◆ **WHAT IS ASKED**
Please give the listing again in its entirety, exactly as written.

◆ **LISTED RECORDS**
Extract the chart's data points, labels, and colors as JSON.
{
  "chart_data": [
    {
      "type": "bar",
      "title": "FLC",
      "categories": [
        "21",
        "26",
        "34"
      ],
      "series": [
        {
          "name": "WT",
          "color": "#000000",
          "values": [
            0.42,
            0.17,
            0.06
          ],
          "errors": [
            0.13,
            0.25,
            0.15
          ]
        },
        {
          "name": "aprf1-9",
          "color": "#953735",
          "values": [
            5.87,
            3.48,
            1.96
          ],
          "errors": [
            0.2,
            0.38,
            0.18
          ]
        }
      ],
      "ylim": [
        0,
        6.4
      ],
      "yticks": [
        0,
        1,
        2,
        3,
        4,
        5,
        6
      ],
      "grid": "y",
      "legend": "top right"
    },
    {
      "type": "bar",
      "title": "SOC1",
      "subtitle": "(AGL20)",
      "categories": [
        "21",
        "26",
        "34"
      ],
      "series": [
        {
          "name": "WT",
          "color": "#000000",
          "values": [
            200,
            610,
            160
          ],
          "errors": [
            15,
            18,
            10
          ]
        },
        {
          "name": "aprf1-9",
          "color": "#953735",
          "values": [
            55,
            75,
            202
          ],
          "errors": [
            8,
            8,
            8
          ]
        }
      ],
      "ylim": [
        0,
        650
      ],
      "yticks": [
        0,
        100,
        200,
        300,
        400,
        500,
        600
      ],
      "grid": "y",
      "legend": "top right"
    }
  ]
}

◆ **WRITTEN RESPONSE**
Extract the chart's data points, labels, and colors as JSON.
{
  "chart_data": [
    {
      "type": "bar",
      "title": "FLC",
      "categories": [
        "21",
        "26",
        "34"
      ],
      "series": [
        {
          "name": "WT",
          "color": "#000000",
          "values": [
            0.42,
            0.17,
            0.06
          ],
          "errors": [
            0.13,
            0.25,
            0.15
          ]
        },
        {
          "name": "aprf1-9",
          "color": "#953735",
          "values": [
            5.87,
            3.48,
            1.96
          ],
          "errors": [
            0.2,
            0.38,
            0.18
          ]
        }
      ],
      "ylim": [
        0,
        6.4
      ],
      "yticks": [
        0,
        1,
        2,
        3,
        4,
        5,
        6
      ],
      "grid": "y",
      "legend": "top right"
    },
    {
      "type": "bar",
      "title": "SOC1",
      "subtitle": "(AGL20)",
      "categories": [
        "21",
        "26",
        "34"
      ],
      "series": [
        {
          "name": "WT",
          "color": "#000000",
          "values": [
            200,
            610,
            160
          ],
          "errors": [
            15,
            18,
            10
          ]
        },
        {
          "name": "aprf1-9",
          "color": "#953735",
          "values": [
            55,
            75,
            202
          ],
          "errors": [
            8,
            8,
            8
          ]
        }
      ],
      "ylim": [
        0,
        650
      ],
      "yticks": [
        0,
        100,
        200,
        300,
        400,
        500,
        600
      ],
      "grid": "y",
      "legend": "top right"
    }
  ]
}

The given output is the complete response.